● STATED TASK
Repeat the entries below exactly as they appear, with no pictures.

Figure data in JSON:
BEGIN
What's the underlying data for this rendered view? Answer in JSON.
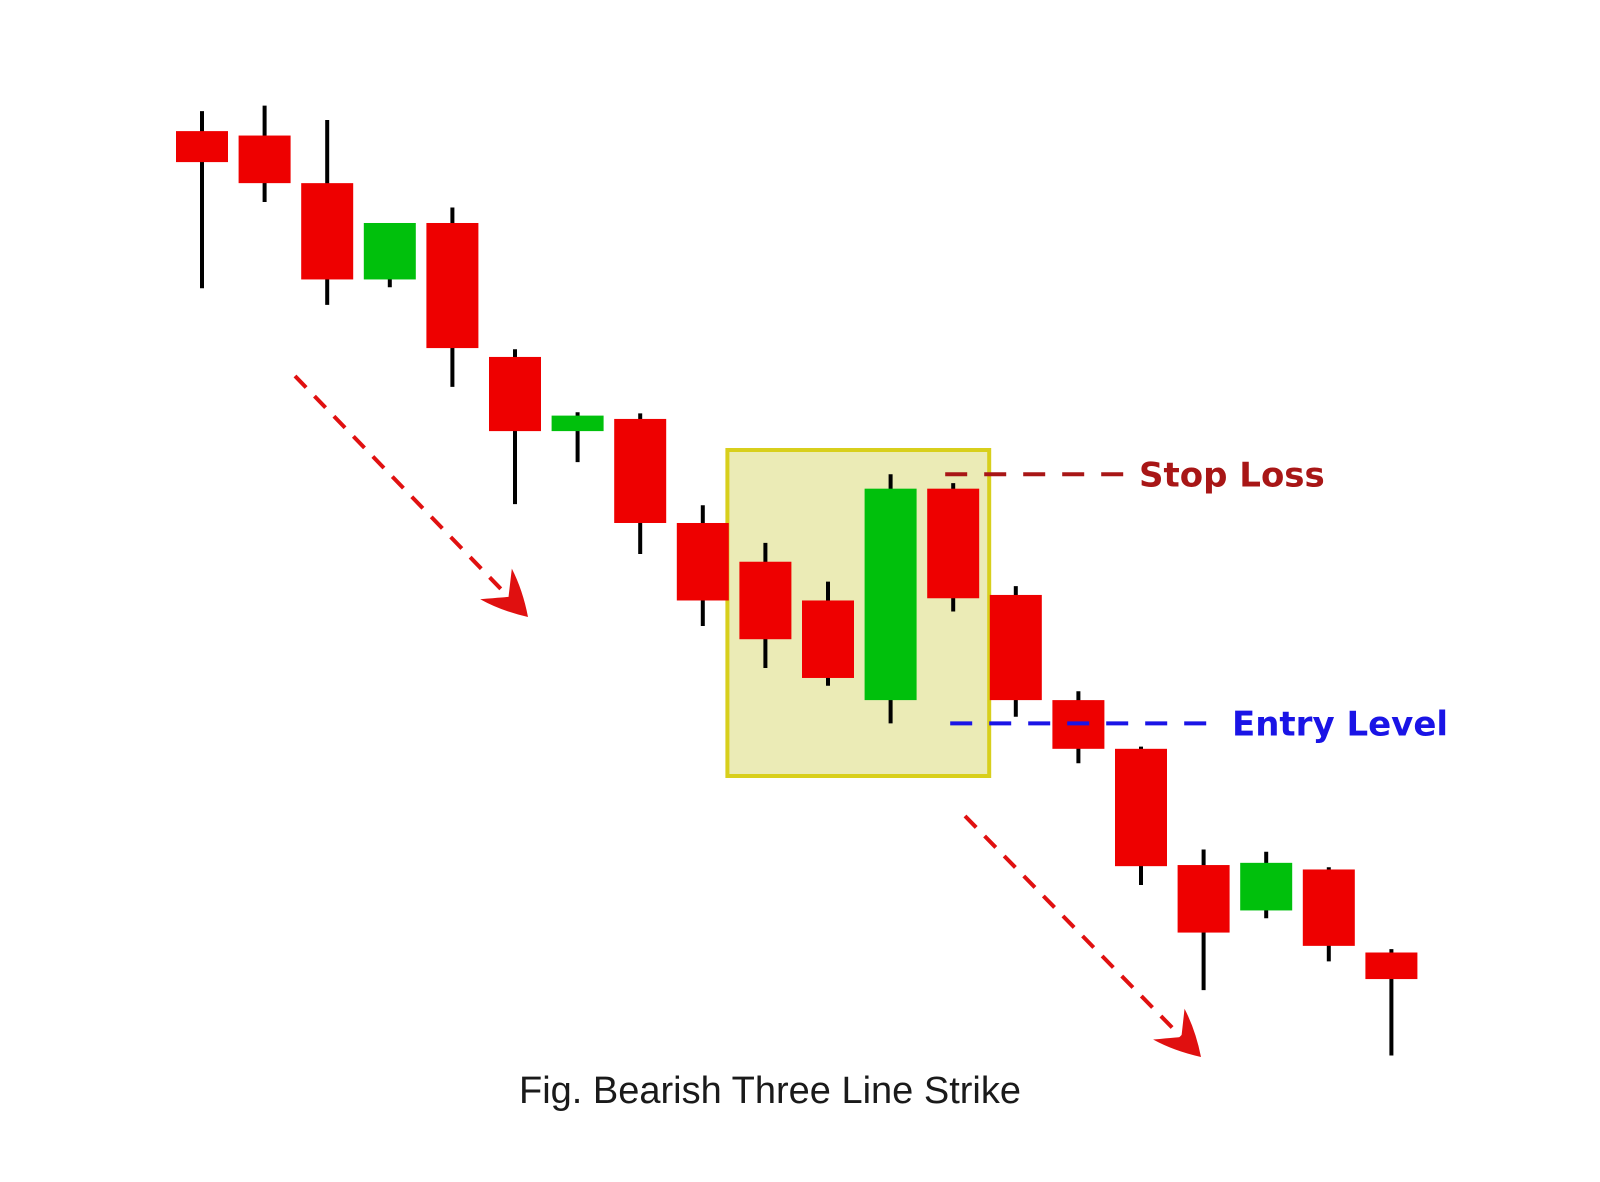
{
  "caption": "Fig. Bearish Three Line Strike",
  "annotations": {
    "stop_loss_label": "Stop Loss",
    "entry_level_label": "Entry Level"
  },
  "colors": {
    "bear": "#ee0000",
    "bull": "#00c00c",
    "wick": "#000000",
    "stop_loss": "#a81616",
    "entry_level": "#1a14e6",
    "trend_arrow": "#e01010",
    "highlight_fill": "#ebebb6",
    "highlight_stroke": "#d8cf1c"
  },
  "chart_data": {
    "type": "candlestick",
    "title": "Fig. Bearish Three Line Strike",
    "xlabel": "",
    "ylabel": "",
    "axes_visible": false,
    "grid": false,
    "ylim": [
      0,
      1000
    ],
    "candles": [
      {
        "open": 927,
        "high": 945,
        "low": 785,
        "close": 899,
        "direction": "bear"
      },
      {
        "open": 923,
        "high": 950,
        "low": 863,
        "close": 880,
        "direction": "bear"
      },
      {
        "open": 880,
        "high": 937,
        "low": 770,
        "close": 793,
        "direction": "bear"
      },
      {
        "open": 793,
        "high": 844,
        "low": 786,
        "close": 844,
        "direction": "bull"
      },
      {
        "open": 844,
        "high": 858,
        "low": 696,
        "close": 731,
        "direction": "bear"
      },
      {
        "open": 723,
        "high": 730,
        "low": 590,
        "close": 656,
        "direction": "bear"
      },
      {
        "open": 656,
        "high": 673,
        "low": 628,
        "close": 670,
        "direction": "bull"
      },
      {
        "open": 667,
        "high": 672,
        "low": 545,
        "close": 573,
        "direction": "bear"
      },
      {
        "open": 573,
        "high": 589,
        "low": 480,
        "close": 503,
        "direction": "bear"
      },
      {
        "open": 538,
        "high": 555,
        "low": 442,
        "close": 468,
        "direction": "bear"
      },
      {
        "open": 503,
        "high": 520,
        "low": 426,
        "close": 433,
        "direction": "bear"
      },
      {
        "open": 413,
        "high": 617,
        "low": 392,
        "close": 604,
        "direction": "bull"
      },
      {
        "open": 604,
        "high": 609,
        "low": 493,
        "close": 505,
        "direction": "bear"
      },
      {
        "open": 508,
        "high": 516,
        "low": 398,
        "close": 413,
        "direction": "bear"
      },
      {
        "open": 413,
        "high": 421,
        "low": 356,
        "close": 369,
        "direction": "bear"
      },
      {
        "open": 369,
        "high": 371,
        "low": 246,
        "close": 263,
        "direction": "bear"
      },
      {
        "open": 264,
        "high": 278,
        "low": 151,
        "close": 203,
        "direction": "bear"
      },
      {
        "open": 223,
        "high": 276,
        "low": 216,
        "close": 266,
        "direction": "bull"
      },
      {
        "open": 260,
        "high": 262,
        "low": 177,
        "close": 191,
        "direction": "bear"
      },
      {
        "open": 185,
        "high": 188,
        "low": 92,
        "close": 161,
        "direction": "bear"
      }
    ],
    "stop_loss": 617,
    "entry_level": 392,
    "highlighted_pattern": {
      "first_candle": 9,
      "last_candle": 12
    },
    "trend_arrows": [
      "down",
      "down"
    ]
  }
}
END
● OUTPUT FOR THIS TASK
What's the underlying data for this rendered view? Answer in JSON.
{
  "caption": "Fig. Bearish Three Line Strike",
  "annotations": {
    "stop_loss_label": "Stop Loss",
    "entry_level_label": "Entry Level"
  },
  "colors": {
    "bear": "#ee0000",
    "bull": "#00c00c",
    "wick": "#000000",
    "stop_loss": "#a81616",
    "entry_level": "#1a14e6",
    "trend_arrow": "#e01010",
    "highlight_fill": "#ebebb6",
    "highlight_stroke": "#d8cf1c"
  },
  "chart_data": {
    "type": "candlestick",
    "title": "Fig. Bearish Three Line Strike",
    "xlabel": "",
    "ylabel": "",
    "axes_visible": false,
    "grid": false,
    "ylim": [
      0,
      1000
    ],
    "candles": [
      {
        "open": 927,
        "high": 945,
        "low": 785,
        "close": 899,
        "direction": "bear"
      },
      {
        "open": 923,
        "high": 950,
        "low": 863,
        "close": 880,
        "direction": "bear"
      },
      {
        "open": 880,
        "high": 937,
        "low": 770,
        "close": 793,
        "direction": "bear"
      },
      {
        "open": 793,
        "high": 844,
        "low": 786,
        "close": 844,
        "direction": "bull"
      },
      {
        "open": 844,
        "high": 858,
        "low": 696,
        "close": 731,
        "direction": "bear"
      },
      {
        "open": 723,
        "high": 730,
        "low": 590,
        "close": 656,
        "direction": "bear"
      },
      {
        "open": 656,
        "high": 673,
        "low": 628,
        "close": 670,
        "direction": "bull"
      },
      {
        "open": 667,
        "high": 672,
        "low": 545,
        "close": 573,
        "direction": "bear"
      },
      {
        "open": 573,
        "high": 589,
        "low": 480,
        "close": 503,
        "direction": "bear"
      },
      {
        "open": 538,
        "high": 555,
        "low": 442,
        "close": 468,
        "direction": "bear"
      },
      {
        "open": 503,
        "high": 520,
        "low": 426,
        "close": 433,
        "direction": "bear"
      },
      {
        "open": 413,
        "high": 617,
        "low": 392,
        "close": 604,
        "direction": "bull"
      },
      {
        "open": 604,
        "high": 609,
        "low": 493,
        "close": 505,
        "direction": "bear"
      },
      {
        "open": 508,
        "high": 516,
        "low": 398,
        "close": 413,
        "direction": "bear"
      },
      {
        "open": 413,
        "high": 421,
        "low": 356,
        "close": 369,
        "direction": "bear"
      },
      {
        "open": 369,
        "high": 371,
        "low": 246,
        "close": 263,
        "direction": "bear"
      },
      {
        "open": 264,
        "high": 278,
        "low": 151,
        "close": 203,
        "direction": "bear"
      },
      {
        "open": 223,
        "high": 276,
        "low": 216,
        "close": 266,
        "direction": "bull"
      },
      {
        "open": 260,
        "high": 262,
        "low": 177,
        "close": 191,
        "direction": "bear"
      },
      {
        "open": 185,
        "high": 188,
        "low": 92,
        "close": 161,
        "direction": "bear"
      }
    ],
    "stop_loss": 617,
    "entry_level": 392,
    "highlighted_pattern": {
      "first_candle": 9,
      "last_candle": 12
    },
    "trend_arrows": [
      "down",
      "down"
    ]
  }
}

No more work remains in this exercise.